**** LISTED ENTRIES
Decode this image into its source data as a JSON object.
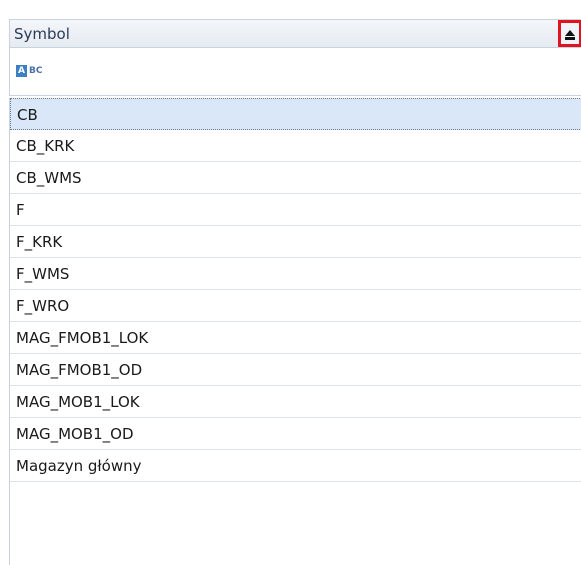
{
  "column": {
    "header_label": "Symbol",
    "sort_direction": "ascending",
    "filter_icon_a": "A",
    "filter_icon_bc": "BC",
    "filter_value": ""
  },
  "rows": [
    {
      "label": "CB",
      "selected": true
    },
    {
      "label": "CB_KRK",
      "selected": false
    },
    {
      "label": "CB_WMS",
      "selected": false
    },
    {
      "label": "F",
      "selected": false
    },
    {
      "label": "F_KRK",
      "selected": false
    },
    {
      "label": "F_WMS",
      "selected": false
    },
    {
      "label": "F_WRO",
      "selected": false
    },
    {
      "label": "MAG_FMOB1_LOK",
      "selected": false
    },
    {
      "label": "MAG_FMOB1_OD",
      "selected": false
    },
    {
      "label": "MAG_MOB1_LOK",
      "selected": false
    },
    {
      "label": "MAG_MOB1_OD",
      "selected": false
    },
    {
      "label": "Magazyn główny",
      "selected": false
    }
  ],
  "colors": {
    "selection": "#d9e7f8",
    "highlight_border": "#e0141e",
    "header_text": "#2a3b55"
  }
}
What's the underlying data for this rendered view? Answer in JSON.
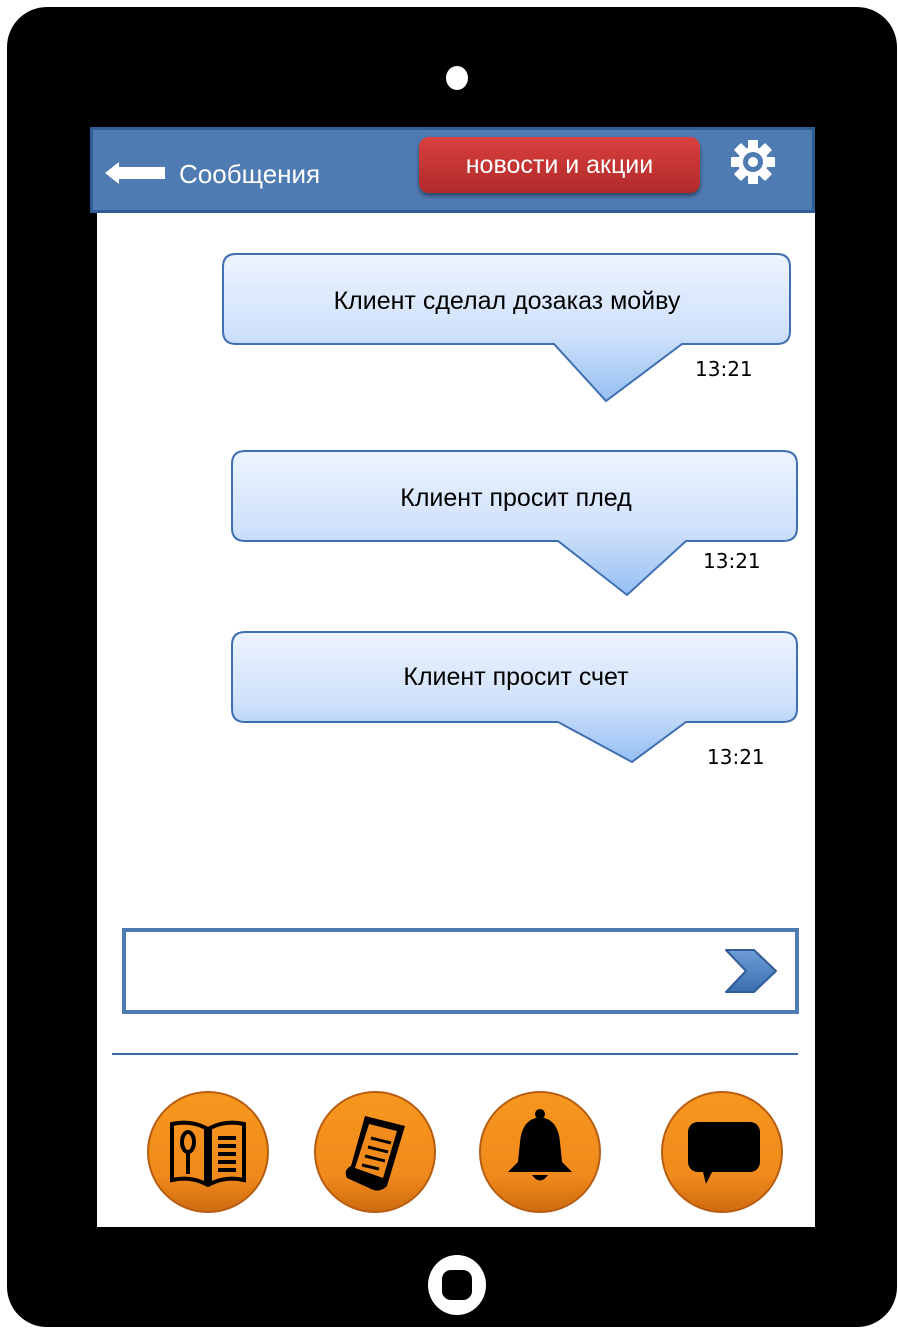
{
  "header": {
    "back_icon": "arrow-left-icon",
    "title": "Сообщения",
    "news_button": "новости и акции",
    "settings_icon": "gear-icon"
  },
  "messages": [
    {
      "text": "Клиент сделал дозаказ мойву",
      "time": "13:21"
    },
    {
      "text": "Клиент просит плед",
      "time": "13:21"
    },
    {
      "text": "Клиент просит счет",
      "time": "13:21"
    }
  ],
  "composer": {
    "placeholder": "",
    "value": "",
    "send_icon": "chevron-right-icon"
  },
  "bottom_nav": [
    {
      "icon": "menu-book-icon"
    },
    {
      "icon": "receipt-icon"
    },
    {
      "icon": "bell-icon"
    },
    {
      "icon": "chat-bubble-icon"
    }
  ],
  "colors": {
    "header_bg": "#4f7bb3",
    "news_button_bg": "#c0302f",
    "nav_button": "#f28a1f",
    "bubble_top": "#e9f2ff",
    "bubble_bottom": "#9cc3f3"
  }
}
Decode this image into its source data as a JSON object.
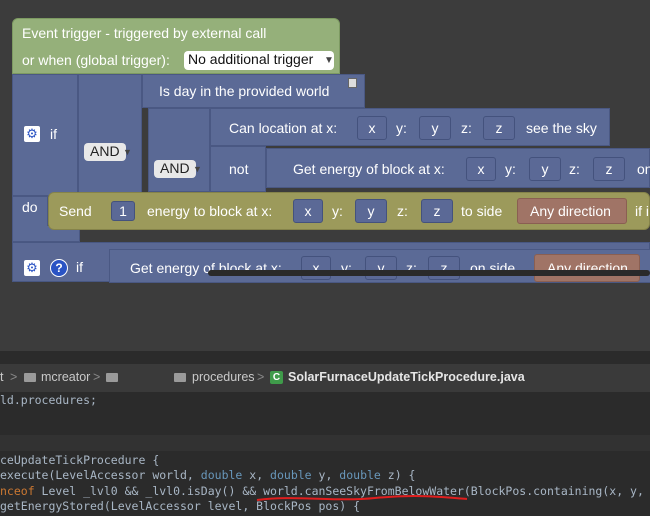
{
  "event": {
    "title": "Event trigger - triggered by external call",
    "or_when": "or when (global trigger):",
    "trigger_value": "No additional trigger"
  },
  "if_block": {
    "if_label": "if",
    "do_label": "do",
    "and1": "AND",
    "and2": "AND",
    "cond1": "Is day in the provided world",
    "cond2_label": "Can location at x:",
    "cond2_y": "y:",
    "cond2_z": "z:",
    "cond2_tail": "see the sky",
    "x": "x",
    "y": "y",
    "z": "z",
    "not_label": "not",
    "energy_label": "Get energy of block at x:",
    "energy_tail": "on"
  },
  "send": {
    "label": "Send",
    "amount": "1",
    "mid": "energy to block at x:",
    "y": "y:",
    "z": "z:",
    "to_side": "to side",
    "direction": "Any direction",
    "tail": "if i"
  },
  "if_block2": {
    "if_label": "if",
    "energy_label": "Get energy of block at x:",
    "y": "y:",
    "z": "z:",
    "on_side": "on side",
    "direction": "Any direction"
  },
  "breadcrumbs": {
    "c0": "t",
    "c1": "mcreator",
    "c2": "procedures",
    "file": "SolarFurnaceUpdateTickProcedure.java"
  },
  "code": {
    "l1": "ld.procedures;",
    "l2": "ceUpdateTickProcedure {",
    "l3a": "execute(LevelAccessor world, ",
    "l3b": "double",
    "l3c": " x, ",
    "l3d": "double",
    "l3e": " y, ",
    "l3f": "double",
    "l3g": " z) {",
    "l4a": "nceof",
    "l4b": " Level _lvl0 && _lvl0.isDay() && world.canSeeSkyFromBelowWater(BlockPos.containing(x, y,",
    "l5": "getEnergyStored(LevelAccessor level, BlockPos pos) {"
  },
  "colors": {
    "event_green": "#95b07a",
    "procedure_blue": "#5b6a96",
    "send_olive": "#9c9a5b",
    "direction_brown": "#a07466",
    "error_underline": "#e01e1e"
  }
}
********
→ **WHAT YOU WILL DO**
Omit every picture, then repeat the remaining data exactly as it appears above.

→ **ANSWER TO THE PROBLEM**
Decode this image into its source data as a JSON object.
{
  "column": {
    "header_label": "Symbol",
    "sort_direction": "ascending",
    "filter_icon_a": "A",
    "filter_icon_bc": "BC",
    "filter_value": ""
  },
  "rows": [
    {
      "label": "CB",
      "selected": true
    },
    {
      "label": "CB_KRK",
      "selected": false
    },
    {
      "label": "CB_WMS",
      "selected": false
    },
    {
      "label": "F",
      "selected": false
    },
    {
      "label": "F_KRK",
      "selected": false
    },
    {
      "label": "F_WMS",
      "selected": false
    },
    {
      "label": "F_WRO",
      "selected": false
    },
    {
      "label": "MAG_FMOB1_LOK",
      "selected": false
    },
    {
      "label": "MAG_FMOB1_OD",
      "selected": false
    },
    {
      "label": "MAG_MOB1_LOK",
      "selected": false
    },
    {
      "label": "MAG_MOB1_OD",
      "selected": false
    },
    {
      "label": "Magazyn główny",
      "selected": false
    }
  ],
  "colors": {
    "selection": "#d9e7f8",
    "highlight_border": "#e0141e",
    "header_text": "#2a3b55"
  }
}
What's the underlying data for this rendered view? Answer in JSON.
{
  "header": {
    "back_icon": "arrow-left-icon",
    "title": "Сообщения",
    "news_button": "новости и акции",
    "settings_icon": "gear-icon"
  },
  "messages": [
    {
      "text": "Клиент сделал дозаказ мойву",
      "time": "13:21"
    },
    {
      "text": "Клиент просит плед",
      "time": "13:21"
    },
    {
      "text": "Клиент просит счет",
      "time": "13:21"
    }
  ],
  "composer": {
    "placeholder": "",
    "value": "",
    "send_icon": "chevron-right-icon"
  },
  "bottom_nav": [
    {
      "icon": "menu-book-icon"
    },
    {
      "icon": "receipt-icon"
    },
    {
      "icon": "bell-icon"
    },
    {
      "icon": "chat-bubble-icon"
    }
  ],
  "colors": {
    "header_bg": "#4f7bb3",
    "news_button_bg": "#c0302f",
    "nav_button": "#f28a1f",
    "bubble_top": "#e9f2ff",
    "bubble_bottom": "#9cc3f3"
  }
}
Decode this image into its source data as a JSON object.
{
  "event": {
    "title": "Event trigger - triggered by external call",
    "or_when": "or when (global trigger):",
    "trigger_value": "No additional trigger"
  },
  "if_block": {
    "if_label": "if",
    "do_label": "do",
    "and1": "AND",
    "and2": "AND",
    "cond1": "Is day in the provided world",
    "cond2_label": "Can location at x:",
    "cond2_y": "y:",
    "cond2_z": "z:",
    "cond2_tail": "see the sky",
    "x": "x",
    "y": "y",
    "z": "z",
    "not_label": "not",
    "energy_label": "Get energy of block at x:",
    "energy_tail": "on"
  },
  "send": {
    "label": "Send",
    "amount": "1",
    "mid": "energy to block at x:",
    "y": "y:",
    "z": "z:",
    "to_side": "to side",
    "direction": "Any direction",
    "tail": "if i"
  },
  "if_block2": {
    "if_label": "if",
    "energy_label": "Get energy of block at x:",
    "y": "y:",
    "z": "z:",
    "on_side": "on side",
    "direction": "Any direction"
  },
  "breadcrumbs": {
    "c0": "t",
    "c1": "mcreator",
    "c2": "procedures",
    "file": "SolarFurnaceUpdateTickProcedure.java"
  },
  "code": {
    "l1": "ld.procedures;",
    "l2": "ceUpdateTickProcedure {",
    "l3a": "execute(LevelAccessor world, ",
    "l3b": "double",
    "l3c": " x, ",
    "l3d": "double",
    "l3e": " y, ",
    "l3f": "double",
    "l3g": " z) {",
    "l4a": "nceof",
    "l4b": " Level _lvl0 && _lvl0.isDay() && world.canSeeSkyFromBelowWater(BlockPos.containing(x, y,",
    "l5": "getEnergyStored(LevelAccessor level, BlockPos pos) {"
  },
  "colors": {
    "event_green": "#95b07a",
    "procedure_blue": "#5b6a96",
    "send_olive": "#9c9a5b",
    "direction_brown": "#a07466",
    "error_underline": "#e01e1e"
  }
}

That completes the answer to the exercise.